> [BRIEF] Can you find the lines of the listing that include "Monto" and copy every one?
--- Start SOURCE MATERIAL ---
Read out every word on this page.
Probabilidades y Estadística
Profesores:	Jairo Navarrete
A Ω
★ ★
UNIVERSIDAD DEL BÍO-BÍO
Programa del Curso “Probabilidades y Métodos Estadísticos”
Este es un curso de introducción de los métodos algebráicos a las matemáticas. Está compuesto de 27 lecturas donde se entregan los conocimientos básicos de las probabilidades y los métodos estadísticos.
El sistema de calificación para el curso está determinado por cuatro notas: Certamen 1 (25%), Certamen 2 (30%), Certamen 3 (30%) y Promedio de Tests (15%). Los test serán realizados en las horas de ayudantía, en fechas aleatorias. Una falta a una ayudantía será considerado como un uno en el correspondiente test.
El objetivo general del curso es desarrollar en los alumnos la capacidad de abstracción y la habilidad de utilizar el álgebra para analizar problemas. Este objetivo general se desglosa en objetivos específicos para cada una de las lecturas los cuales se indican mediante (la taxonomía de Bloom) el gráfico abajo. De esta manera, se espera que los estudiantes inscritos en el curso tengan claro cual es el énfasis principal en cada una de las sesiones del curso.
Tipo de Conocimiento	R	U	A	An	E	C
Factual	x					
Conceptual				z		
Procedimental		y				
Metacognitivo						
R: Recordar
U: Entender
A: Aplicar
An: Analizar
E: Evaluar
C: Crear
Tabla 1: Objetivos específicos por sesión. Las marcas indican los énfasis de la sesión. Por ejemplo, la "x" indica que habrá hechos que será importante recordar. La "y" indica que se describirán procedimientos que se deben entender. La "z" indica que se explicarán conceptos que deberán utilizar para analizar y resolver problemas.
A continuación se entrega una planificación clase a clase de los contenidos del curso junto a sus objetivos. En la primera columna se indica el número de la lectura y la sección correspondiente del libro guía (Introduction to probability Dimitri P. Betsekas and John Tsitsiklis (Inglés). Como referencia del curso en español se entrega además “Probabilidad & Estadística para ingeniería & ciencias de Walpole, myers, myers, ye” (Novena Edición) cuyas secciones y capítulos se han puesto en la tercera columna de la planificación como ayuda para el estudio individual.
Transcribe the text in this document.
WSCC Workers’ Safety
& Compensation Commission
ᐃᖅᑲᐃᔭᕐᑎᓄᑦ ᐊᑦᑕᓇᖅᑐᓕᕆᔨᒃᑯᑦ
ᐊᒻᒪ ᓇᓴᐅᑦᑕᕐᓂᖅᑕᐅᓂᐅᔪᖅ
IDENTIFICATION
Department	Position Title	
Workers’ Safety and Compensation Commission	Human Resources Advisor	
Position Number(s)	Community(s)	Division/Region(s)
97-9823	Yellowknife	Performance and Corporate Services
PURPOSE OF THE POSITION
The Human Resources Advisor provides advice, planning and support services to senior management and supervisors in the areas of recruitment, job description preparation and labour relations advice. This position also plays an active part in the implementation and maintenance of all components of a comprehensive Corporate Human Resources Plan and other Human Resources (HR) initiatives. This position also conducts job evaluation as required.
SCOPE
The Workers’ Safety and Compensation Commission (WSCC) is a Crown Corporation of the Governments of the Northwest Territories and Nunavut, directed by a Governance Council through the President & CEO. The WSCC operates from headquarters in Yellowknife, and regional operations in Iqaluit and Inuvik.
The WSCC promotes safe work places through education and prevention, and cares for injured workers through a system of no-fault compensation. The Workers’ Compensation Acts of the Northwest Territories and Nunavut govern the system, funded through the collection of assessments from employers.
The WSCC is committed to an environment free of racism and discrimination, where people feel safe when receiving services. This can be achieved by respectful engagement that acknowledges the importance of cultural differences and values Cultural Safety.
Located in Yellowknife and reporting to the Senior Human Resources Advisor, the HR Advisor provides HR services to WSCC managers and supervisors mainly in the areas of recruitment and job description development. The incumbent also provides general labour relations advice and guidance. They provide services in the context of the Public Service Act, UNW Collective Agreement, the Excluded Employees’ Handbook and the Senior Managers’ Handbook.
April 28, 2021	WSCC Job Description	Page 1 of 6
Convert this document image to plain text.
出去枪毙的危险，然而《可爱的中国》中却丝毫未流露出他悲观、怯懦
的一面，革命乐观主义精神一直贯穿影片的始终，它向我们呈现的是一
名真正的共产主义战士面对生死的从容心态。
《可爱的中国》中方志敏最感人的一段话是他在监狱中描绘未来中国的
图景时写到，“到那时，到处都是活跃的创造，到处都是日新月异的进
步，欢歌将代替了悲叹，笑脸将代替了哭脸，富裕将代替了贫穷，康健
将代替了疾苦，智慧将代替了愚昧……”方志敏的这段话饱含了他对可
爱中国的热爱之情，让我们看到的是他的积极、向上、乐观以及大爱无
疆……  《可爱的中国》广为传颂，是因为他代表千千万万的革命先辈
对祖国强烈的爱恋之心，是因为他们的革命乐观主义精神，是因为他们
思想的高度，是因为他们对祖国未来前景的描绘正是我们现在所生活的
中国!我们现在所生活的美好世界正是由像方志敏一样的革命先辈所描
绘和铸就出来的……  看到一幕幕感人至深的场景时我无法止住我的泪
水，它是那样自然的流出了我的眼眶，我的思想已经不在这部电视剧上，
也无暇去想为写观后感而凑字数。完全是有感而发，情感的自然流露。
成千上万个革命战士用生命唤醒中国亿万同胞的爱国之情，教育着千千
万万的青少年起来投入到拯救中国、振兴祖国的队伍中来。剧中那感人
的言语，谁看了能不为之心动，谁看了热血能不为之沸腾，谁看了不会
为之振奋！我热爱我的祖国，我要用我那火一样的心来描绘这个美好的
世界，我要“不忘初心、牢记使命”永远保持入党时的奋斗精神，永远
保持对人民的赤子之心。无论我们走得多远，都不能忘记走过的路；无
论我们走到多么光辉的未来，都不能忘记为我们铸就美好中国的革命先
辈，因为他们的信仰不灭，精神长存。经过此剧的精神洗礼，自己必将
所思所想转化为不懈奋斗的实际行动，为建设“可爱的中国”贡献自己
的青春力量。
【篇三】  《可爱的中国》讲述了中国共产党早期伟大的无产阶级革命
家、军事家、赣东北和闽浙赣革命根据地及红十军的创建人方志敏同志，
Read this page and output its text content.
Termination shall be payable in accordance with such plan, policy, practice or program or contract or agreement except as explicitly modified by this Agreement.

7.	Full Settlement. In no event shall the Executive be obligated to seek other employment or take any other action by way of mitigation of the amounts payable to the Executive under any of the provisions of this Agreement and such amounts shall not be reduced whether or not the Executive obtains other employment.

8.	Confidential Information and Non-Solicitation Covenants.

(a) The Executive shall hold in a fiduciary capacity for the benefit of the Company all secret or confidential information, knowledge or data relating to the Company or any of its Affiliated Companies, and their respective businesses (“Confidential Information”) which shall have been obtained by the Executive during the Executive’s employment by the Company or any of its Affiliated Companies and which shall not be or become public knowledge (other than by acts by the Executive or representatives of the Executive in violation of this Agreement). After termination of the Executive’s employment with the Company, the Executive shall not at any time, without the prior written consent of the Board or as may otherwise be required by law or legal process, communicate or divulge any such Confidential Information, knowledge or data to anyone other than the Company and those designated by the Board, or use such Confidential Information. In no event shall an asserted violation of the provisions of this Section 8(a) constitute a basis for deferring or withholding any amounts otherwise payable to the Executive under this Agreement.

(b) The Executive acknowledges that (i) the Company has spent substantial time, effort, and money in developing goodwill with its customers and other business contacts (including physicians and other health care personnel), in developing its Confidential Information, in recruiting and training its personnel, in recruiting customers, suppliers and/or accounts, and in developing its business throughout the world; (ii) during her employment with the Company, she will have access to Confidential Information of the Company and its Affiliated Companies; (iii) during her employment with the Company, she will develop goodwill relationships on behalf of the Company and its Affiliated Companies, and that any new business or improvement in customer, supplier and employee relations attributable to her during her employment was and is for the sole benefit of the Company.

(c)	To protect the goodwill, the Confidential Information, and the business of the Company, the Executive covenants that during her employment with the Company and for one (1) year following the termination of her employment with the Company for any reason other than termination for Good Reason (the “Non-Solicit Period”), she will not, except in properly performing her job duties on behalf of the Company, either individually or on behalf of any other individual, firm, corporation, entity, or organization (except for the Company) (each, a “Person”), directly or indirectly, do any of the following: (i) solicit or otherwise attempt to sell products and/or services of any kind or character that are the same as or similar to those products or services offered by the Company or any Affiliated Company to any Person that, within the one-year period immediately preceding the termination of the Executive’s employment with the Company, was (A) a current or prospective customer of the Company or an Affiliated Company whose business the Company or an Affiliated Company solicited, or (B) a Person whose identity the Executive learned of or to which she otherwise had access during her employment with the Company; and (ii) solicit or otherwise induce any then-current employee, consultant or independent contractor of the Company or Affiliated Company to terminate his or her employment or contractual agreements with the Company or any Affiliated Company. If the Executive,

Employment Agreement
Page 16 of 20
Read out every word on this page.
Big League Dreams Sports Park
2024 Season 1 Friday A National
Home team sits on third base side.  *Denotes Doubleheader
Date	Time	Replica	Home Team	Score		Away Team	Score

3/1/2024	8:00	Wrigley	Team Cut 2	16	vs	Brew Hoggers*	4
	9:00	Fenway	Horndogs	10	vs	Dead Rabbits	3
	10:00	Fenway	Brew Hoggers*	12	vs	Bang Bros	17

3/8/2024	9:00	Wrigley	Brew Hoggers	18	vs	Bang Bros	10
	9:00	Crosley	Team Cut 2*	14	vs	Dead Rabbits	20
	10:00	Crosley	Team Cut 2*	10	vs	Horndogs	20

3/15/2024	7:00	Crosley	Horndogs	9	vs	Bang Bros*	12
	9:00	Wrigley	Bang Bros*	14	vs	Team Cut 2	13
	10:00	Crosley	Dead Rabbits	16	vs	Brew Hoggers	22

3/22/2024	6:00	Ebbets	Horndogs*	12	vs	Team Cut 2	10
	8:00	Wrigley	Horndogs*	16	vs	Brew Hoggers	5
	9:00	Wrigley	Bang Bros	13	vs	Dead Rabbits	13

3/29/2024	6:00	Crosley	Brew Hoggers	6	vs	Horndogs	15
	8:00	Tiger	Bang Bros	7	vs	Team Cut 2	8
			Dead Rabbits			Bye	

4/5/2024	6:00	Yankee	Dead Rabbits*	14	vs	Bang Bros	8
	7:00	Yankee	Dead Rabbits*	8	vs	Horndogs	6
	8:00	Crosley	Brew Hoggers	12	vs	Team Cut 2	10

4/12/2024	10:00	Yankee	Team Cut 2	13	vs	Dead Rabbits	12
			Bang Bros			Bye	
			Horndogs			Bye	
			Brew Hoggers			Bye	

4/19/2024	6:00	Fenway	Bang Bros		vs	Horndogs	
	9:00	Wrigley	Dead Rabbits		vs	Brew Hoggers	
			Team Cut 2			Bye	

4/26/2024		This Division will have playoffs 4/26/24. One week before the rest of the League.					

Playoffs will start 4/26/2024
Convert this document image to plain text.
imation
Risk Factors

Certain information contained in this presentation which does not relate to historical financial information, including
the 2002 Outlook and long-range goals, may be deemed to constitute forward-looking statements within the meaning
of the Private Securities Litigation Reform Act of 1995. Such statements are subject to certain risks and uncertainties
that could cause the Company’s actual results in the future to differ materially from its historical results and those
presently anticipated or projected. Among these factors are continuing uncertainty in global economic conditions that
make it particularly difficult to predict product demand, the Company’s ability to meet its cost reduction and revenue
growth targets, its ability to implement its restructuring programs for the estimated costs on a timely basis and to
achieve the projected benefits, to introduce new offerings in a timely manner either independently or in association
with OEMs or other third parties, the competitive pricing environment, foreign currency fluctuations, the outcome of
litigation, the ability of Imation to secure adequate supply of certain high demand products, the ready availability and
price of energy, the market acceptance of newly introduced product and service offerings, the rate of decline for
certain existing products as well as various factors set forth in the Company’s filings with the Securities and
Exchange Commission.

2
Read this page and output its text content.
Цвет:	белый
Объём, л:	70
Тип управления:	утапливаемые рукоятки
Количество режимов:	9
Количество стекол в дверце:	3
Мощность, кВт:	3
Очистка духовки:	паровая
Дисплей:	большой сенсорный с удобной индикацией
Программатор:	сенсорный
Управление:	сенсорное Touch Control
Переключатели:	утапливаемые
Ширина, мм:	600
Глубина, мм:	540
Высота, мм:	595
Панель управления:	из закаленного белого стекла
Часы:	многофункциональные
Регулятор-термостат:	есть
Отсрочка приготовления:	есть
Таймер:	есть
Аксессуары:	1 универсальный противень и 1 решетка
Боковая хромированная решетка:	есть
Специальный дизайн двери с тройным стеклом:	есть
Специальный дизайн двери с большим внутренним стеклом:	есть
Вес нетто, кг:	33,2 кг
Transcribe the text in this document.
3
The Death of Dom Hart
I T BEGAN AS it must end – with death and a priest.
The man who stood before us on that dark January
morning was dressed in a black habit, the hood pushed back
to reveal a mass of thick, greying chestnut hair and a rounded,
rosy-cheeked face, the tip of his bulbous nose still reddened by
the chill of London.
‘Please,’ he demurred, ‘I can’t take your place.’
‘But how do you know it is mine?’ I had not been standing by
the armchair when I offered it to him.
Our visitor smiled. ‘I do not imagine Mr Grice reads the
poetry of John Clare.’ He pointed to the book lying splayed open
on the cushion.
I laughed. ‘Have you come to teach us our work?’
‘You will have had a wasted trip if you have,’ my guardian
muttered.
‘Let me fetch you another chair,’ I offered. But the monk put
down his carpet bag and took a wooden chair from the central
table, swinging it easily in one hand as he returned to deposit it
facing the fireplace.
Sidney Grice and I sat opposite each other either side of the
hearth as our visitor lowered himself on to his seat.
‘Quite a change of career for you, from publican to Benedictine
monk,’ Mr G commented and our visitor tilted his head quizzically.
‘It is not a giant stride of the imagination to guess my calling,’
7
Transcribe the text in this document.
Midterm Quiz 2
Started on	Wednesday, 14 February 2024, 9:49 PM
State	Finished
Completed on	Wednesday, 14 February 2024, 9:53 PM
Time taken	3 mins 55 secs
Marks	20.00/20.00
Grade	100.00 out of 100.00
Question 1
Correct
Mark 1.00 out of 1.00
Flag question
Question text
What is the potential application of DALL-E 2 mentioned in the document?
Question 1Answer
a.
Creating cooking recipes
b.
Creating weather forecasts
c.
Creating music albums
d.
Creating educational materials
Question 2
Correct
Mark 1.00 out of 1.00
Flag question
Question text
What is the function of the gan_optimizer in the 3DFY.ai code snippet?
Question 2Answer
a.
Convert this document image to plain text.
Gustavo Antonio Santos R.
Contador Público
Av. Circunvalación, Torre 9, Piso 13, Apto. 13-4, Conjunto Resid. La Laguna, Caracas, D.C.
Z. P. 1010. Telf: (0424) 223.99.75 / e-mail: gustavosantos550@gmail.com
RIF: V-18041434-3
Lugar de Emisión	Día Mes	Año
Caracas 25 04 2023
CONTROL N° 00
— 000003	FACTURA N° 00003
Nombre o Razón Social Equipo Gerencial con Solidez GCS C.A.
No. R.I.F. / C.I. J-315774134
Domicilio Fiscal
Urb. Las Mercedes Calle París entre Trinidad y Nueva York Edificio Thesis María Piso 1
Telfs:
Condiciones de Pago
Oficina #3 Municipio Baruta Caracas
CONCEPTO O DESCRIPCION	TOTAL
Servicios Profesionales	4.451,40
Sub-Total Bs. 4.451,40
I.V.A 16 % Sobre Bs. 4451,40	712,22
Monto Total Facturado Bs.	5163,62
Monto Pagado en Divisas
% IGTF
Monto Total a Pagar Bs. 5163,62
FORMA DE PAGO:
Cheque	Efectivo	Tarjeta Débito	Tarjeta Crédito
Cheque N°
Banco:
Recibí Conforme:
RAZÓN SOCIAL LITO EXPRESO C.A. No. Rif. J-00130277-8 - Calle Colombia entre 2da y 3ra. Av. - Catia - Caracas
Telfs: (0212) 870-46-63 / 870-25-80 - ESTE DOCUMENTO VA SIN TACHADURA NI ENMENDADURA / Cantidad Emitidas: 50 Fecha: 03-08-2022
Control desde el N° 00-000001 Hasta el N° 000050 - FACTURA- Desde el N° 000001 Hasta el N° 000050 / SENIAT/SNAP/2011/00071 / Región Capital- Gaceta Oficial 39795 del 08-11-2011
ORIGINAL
--- End SOURCE MATERIAL ---
> [RESULT FOR THIS TASK]
Monto Total Facturado Bs.	5163,62
Monto Pagado en Divisas
Monto Total a Pagar Bs. 5163,62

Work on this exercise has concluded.